[Stored data entries]
* * *

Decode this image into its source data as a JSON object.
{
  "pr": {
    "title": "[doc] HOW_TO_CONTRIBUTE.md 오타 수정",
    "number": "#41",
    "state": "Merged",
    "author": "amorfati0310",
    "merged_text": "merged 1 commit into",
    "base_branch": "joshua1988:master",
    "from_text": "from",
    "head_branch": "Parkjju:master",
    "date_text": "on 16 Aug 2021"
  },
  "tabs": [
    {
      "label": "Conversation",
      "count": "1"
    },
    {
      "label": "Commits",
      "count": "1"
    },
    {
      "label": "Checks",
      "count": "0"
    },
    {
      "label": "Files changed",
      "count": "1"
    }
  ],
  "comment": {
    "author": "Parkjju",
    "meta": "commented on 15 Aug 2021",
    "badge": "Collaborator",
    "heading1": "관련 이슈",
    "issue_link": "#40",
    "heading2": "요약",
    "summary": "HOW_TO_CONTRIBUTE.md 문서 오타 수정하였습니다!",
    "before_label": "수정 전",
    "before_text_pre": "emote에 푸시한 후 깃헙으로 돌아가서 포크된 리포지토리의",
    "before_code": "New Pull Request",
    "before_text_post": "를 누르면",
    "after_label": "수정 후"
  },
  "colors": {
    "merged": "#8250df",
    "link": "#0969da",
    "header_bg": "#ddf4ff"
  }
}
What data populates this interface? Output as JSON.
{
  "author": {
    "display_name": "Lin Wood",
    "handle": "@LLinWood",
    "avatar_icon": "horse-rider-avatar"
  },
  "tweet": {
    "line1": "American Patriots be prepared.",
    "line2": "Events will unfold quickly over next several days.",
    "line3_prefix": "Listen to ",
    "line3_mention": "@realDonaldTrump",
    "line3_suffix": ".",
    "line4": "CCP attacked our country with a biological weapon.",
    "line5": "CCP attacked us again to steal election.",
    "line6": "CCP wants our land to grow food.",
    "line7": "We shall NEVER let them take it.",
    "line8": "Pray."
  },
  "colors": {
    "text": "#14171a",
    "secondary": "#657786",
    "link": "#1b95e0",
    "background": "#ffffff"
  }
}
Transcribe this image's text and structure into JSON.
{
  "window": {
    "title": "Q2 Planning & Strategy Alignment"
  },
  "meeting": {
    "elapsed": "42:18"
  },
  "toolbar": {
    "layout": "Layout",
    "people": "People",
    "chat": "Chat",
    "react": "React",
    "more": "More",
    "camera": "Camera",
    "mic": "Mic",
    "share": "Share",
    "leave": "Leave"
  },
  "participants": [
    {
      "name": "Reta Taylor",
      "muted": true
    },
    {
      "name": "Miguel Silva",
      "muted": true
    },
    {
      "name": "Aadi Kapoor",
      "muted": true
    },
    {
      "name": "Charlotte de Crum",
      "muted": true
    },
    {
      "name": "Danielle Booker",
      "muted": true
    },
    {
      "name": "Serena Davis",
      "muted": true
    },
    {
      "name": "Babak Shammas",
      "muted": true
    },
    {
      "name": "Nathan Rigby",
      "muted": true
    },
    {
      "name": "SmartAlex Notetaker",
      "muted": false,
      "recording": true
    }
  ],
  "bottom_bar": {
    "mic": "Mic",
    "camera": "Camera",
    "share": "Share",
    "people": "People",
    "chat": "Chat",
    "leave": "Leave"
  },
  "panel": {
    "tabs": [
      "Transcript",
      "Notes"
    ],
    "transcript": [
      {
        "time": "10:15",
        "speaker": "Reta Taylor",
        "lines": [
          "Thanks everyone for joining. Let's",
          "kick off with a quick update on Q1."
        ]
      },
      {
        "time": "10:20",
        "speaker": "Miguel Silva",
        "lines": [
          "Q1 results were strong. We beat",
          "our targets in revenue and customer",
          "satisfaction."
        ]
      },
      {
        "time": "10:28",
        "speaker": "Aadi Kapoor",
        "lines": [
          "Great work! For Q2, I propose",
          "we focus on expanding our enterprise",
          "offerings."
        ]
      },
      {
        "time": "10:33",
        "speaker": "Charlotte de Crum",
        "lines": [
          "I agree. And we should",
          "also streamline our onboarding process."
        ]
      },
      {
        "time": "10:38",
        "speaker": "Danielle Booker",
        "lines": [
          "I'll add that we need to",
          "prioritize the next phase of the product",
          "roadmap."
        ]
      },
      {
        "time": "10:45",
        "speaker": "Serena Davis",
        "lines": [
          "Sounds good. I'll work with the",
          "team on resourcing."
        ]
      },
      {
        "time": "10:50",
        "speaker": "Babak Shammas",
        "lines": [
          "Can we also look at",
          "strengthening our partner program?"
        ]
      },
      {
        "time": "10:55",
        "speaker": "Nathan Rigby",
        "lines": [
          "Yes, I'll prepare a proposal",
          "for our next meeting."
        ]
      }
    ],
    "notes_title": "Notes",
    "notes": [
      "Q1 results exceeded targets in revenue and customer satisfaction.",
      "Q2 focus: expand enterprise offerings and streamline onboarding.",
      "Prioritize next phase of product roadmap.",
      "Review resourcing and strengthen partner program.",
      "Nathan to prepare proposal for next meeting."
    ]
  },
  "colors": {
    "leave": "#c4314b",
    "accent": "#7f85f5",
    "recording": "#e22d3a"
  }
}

* * *

_Work instructions_. For each line of the entries that includes "satisfaction", show that line.

_Response below_.
          "satisfaction."
      "Q1 results exceeded targets in revenue and customer satisfaction.",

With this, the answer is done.